- Exercise description:
In the entries below, identify every line with the string "stored" and copy it.

- Excerpted records:
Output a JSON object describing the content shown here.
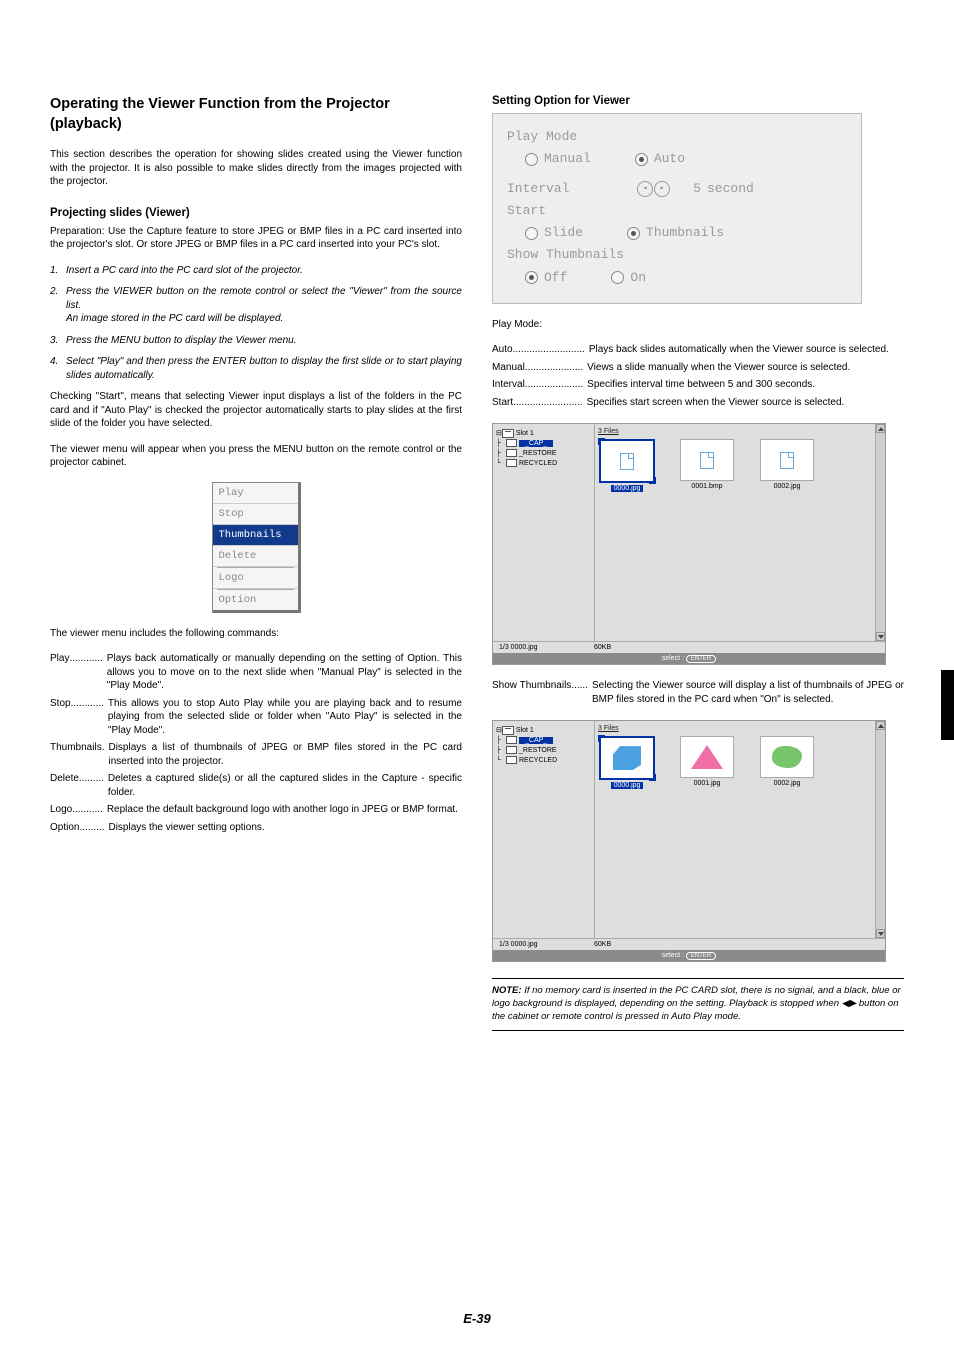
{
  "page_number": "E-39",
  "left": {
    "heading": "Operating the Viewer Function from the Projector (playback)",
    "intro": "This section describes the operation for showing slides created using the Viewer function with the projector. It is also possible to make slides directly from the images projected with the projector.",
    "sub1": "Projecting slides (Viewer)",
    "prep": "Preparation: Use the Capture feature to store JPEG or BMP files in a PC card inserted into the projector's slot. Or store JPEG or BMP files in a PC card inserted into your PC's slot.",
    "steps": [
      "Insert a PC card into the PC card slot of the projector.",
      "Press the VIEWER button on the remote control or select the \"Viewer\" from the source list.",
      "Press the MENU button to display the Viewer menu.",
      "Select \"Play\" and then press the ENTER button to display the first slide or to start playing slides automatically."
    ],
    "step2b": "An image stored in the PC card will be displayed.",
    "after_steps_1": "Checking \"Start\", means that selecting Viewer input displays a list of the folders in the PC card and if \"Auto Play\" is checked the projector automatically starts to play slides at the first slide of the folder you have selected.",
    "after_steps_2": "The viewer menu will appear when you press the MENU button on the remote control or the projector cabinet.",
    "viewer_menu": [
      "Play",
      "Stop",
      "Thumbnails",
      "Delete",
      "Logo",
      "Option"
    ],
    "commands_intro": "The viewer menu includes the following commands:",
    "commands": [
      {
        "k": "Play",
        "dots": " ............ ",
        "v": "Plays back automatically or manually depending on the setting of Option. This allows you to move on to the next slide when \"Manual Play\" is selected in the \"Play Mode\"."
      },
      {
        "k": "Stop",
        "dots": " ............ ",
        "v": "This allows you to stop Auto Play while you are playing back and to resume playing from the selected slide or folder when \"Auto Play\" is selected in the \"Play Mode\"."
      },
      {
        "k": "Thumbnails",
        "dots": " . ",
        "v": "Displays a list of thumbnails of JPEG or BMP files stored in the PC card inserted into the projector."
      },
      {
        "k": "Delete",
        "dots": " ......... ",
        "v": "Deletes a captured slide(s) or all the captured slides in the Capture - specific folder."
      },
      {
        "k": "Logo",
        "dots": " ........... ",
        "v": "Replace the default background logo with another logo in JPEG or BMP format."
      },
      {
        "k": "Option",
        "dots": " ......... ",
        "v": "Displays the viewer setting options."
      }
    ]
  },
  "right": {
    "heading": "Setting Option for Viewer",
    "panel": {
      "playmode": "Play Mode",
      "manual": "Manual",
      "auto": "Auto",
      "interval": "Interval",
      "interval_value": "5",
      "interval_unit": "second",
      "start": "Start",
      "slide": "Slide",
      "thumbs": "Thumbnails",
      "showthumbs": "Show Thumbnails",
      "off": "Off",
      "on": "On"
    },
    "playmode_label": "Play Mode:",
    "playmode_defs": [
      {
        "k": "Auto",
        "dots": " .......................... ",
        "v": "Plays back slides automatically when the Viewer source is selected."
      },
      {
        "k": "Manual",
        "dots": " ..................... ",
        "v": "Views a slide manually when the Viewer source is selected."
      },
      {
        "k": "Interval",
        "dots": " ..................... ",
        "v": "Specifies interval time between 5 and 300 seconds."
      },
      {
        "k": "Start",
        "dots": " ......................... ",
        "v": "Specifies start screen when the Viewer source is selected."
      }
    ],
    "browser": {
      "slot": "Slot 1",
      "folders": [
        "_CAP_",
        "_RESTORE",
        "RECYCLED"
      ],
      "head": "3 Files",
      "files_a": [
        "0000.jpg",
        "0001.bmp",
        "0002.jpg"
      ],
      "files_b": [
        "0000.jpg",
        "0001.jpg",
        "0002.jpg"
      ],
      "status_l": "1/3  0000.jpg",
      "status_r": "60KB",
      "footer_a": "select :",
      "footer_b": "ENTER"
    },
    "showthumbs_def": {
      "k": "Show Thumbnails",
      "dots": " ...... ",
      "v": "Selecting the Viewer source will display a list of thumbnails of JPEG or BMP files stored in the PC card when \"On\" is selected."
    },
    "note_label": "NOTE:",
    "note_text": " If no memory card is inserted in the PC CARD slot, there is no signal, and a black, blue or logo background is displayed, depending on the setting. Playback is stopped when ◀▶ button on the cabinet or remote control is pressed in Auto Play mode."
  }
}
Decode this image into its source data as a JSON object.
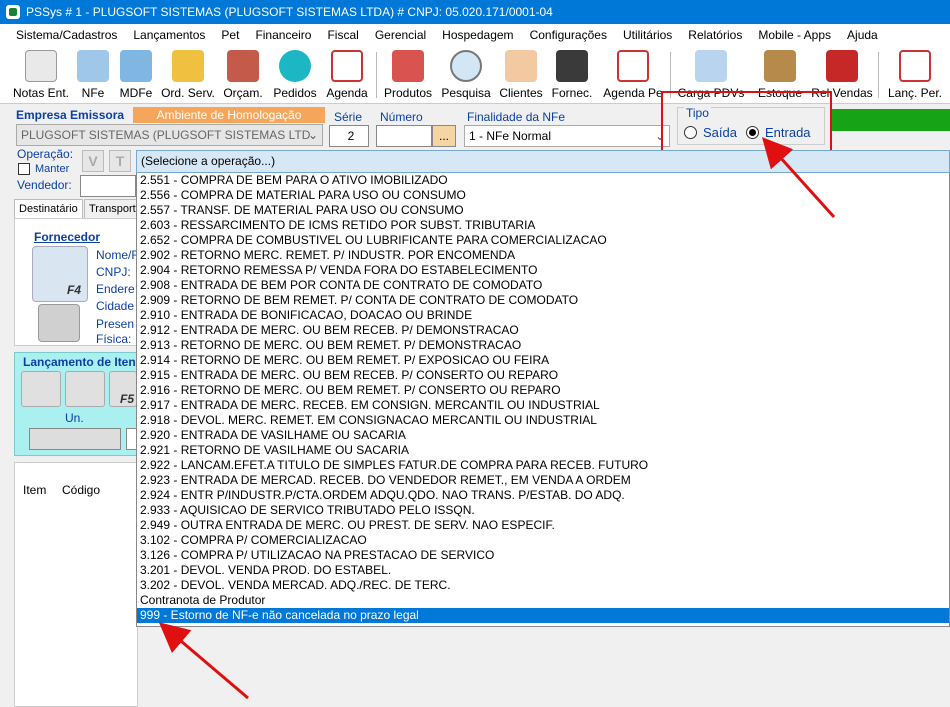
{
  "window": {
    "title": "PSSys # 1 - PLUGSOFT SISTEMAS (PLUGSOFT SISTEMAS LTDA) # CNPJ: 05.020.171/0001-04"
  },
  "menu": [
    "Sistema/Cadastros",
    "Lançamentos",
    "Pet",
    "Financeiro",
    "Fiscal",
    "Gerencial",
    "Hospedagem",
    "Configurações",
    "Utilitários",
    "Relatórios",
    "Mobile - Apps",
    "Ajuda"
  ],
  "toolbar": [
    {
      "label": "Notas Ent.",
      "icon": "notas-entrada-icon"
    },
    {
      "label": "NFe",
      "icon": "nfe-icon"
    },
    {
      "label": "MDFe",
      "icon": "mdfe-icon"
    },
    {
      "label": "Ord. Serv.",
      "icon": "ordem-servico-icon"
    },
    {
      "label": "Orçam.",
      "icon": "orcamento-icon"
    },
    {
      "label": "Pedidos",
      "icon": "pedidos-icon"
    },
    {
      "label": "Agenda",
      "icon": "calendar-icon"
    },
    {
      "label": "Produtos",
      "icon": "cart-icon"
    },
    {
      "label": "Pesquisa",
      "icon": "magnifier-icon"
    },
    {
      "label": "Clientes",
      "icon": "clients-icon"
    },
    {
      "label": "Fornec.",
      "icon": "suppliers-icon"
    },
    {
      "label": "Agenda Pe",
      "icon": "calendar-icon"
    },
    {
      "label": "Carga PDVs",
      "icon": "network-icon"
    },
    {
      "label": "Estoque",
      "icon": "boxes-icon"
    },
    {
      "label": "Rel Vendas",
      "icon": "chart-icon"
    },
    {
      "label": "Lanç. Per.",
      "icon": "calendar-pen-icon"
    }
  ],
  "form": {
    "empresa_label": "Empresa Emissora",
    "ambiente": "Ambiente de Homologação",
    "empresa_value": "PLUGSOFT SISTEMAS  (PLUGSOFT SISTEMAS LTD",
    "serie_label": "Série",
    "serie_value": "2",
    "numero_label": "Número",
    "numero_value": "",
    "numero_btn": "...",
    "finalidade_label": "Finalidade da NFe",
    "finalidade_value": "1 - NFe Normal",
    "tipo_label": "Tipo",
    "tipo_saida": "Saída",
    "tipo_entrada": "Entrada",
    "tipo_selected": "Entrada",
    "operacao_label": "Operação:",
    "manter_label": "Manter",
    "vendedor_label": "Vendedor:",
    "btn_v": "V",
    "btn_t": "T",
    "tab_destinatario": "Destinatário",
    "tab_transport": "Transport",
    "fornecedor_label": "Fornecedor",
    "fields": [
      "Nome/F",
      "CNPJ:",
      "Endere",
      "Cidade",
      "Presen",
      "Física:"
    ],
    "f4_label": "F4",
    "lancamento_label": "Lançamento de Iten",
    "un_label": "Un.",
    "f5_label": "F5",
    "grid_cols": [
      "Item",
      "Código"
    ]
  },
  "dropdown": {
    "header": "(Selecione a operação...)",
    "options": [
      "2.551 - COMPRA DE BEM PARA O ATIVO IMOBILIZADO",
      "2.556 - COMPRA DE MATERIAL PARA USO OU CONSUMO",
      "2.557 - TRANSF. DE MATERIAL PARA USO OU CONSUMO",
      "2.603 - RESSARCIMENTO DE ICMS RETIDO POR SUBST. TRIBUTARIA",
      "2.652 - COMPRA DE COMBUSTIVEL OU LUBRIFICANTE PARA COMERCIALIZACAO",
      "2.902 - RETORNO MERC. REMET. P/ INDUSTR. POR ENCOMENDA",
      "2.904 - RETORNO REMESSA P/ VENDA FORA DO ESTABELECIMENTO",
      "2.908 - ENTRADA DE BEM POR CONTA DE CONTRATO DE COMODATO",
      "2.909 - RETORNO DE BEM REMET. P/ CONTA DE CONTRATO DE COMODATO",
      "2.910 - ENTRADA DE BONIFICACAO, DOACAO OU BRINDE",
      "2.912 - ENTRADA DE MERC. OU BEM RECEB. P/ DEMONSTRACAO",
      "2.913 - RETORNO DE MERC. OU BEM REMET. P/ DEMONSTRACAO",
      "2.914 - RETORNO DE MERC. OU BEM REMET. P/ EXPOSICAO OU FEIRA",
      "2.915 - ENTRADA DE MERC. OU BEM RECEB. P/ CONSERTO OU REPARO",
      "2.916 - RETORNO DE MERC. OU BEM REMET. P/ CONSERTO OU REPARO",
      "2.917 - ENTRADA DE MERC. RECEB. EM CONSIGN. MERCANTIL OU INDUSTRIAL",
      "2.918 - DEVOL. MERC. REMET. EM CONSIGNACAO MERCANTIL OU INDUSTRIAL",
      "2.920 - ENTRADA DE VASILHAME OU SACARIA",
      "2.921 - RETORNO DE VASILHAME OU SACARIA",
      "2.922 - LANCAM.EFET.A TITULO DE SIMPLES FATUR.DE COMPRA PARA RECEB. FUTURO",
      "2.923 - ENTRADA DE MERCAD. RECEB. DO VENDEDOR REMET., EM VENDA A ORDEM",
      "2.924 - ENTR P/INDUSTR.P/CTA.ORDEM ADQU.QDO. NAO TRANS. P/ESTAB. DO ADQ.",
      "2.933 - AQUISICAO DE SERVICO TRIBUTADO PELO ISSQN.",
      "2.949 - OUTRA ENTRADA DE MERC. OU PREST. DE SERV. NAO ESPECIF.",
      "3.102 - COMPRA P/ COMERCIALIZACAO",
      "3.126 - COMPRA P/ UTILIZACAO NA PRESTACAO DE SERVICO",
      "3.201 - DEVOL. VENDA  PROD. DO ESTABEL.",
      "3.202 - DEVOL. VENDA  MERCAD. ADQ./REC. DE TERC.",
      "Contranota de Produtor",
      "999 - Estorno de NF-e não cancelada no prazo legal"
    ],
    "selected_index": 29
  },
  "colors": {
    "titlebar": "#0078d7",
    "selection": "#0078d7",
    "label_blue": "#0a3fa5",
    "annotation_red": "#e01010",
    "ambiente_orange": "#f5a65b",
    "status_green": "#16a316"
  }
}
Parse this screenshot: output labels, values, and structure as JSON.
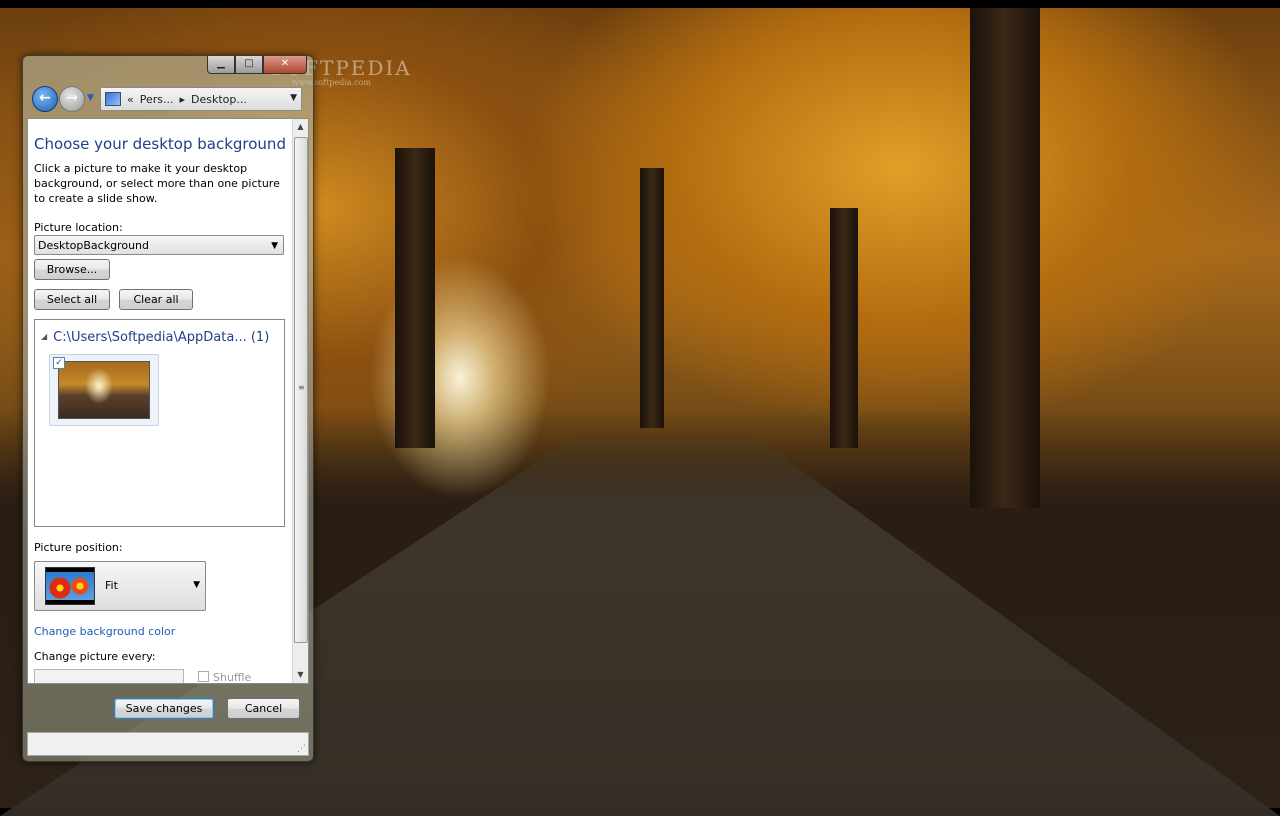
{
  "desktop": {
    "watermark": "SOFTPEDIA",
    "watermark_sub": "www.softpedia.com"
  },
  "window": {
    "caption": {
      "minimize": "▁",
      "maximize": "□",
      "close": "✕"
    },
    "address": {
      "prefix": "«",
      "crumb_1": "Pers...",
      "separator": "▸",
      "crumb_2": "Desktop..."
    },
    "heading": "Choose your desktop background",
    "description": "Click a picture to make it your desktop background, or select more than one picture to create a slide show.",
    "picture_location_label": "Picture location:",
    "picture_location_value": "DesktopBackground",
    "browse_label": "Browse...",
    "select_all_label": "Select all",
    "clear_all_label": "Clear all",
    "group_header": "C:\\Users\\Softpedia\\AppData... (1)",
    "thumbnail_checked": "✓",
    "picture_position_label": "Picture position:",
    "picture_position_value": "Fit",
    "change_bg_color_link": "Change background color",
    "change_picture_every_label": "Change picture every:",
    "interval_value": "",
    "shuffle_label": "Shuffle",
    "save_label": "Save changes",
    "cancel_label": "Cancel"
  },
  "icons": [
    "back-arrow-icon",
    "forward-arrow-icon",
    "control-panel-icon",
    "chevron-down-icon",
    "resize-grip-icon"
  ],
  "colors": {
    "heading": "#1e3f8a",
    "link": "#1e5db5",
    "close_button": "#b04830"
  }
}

- Completed exercise:
    "step2b": "An image stored in the PC card will be displayed.",
        "v": "Displays a list of thumbnails of JPEG or BMP files stored in the PC card inserted into the projector."
      "v": "Selecting the Viewer source will display a list of thumbnails of JPEG or BMP files stored in the PC card when \"On\" is selected."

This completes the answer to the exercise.